• [What you are asked to do]: Reproduce every record below exactly as written, leaving out any pictures.

==== Records for the exercise ====

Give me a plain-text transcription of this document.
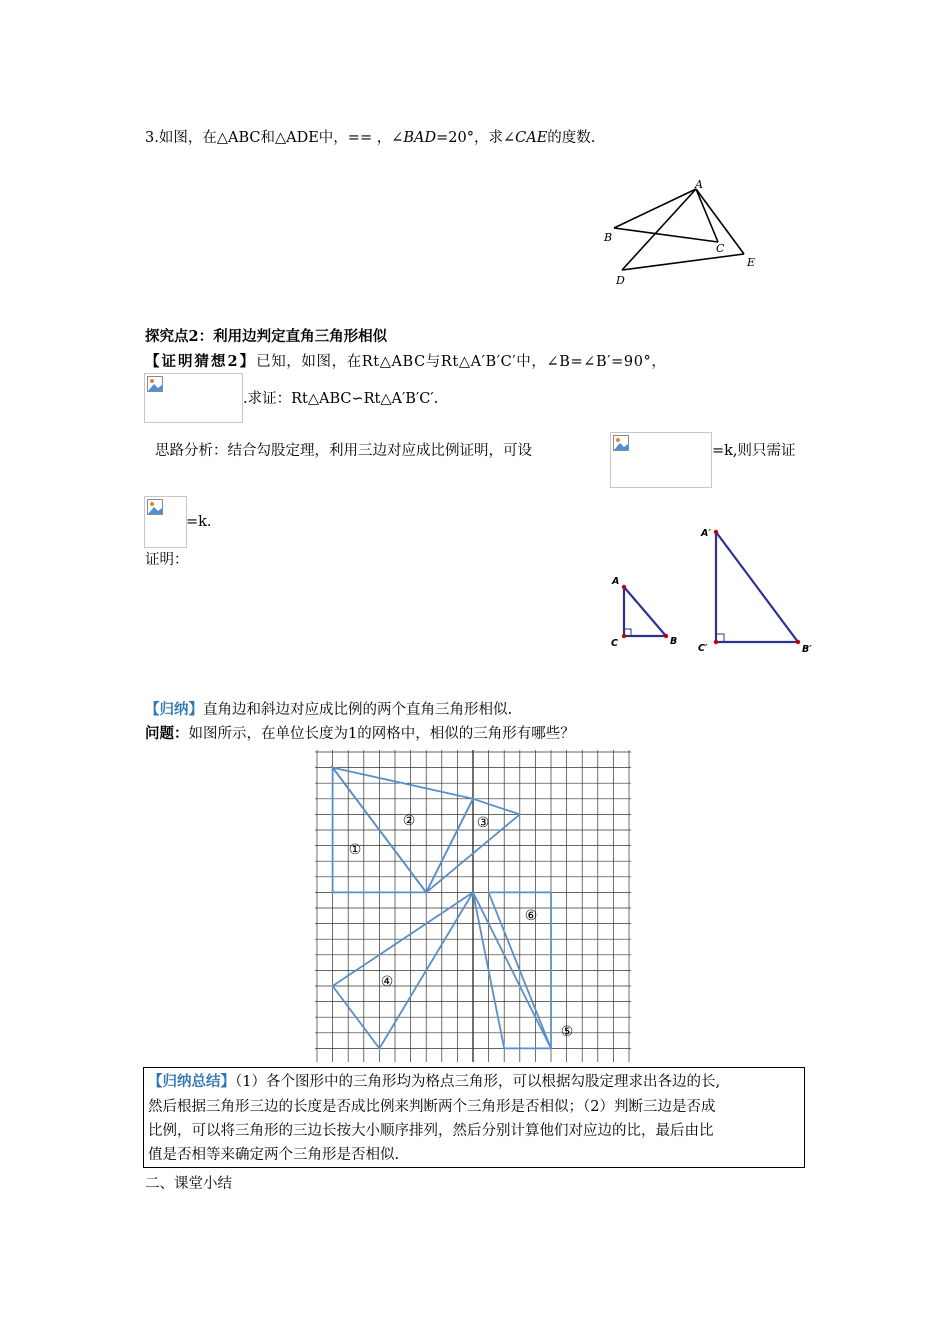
3.如图，在△ABC和△ADE中，== ，∠BAD=20°，求∠CAE的度数.
A
B
C
D
E
探究点2：利用边判定直角三角形相似
【证明猜想2】已知，如图，在Rt△ABC与Rt△A′B′C′中，∠B=∠B′=90°，
.求证：Rt△ABC∽Rt△A′B′C′.
思路分析：结合勾股定理，利用三边对应成比例证明，可设	=k,则只需证
=k.
证明：
A
C	B
A′
C′	B′
【归纳】直角边和斜边对应成比例的两个直角三角形相似.
问题：如图所示，在单位长度为1的网格中，相似的三角形有哪些？
①
②	③
④
⑤
⑥
【归纳总结】（1）各个图形中的三角形均为格点三角形，可以根据勾股定理求出各边的长,
然后根据三角形三边的长度是否成比例来判断两个三角形是否相似；（2）判断三边是否成
比例，可以将三角形的三边长按大小顺序排列，然后分别计算他们对应边的比，最后由比
值是否相等来确定两个三角形是否相似.
二、课堂小结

====

• [Response for this exercise]:
Give me a plain-text transcription of this document.
3.如图，在△ABC和△ADE中，== ，∠BAD=20°，求∠CAE的度数.
A
B
C
D
E
探究点2：利用边判定直角三角形相似
【证明猜想2】已知，如图，在Rt△ABC与Rt△A′B′C′中，∠B=∠B′=90°，
.求证：Rt△ABC∽Rt△A′B′C′.
思路分析：结合勾股定理，利用三边对应成比例证明，可设	=k,则只需证
=k.
证明：
A
C	B
A′
C′	B′
【归纳】直角边和斜边对应成比例的两个直角三角形相似.
问题：如图所示，在单位长度为1的网格中，相似的三角形有哪些？
①
②	③
④
⑤
⑥
【归纳总结】（1）各个图形中的三角形均为格点三角形，可以根据勾股定理求出各边的长,
然后根据三角形三边的长度是否成比例来判断两个三角形是否相似；（2）判断三边是否成
比例，可以将三角形的三边长按大小顺序排列，然后分别计算他们对应边的比，最后由比
值是否相等来确定两个三角形是否相似.
二、课堂小结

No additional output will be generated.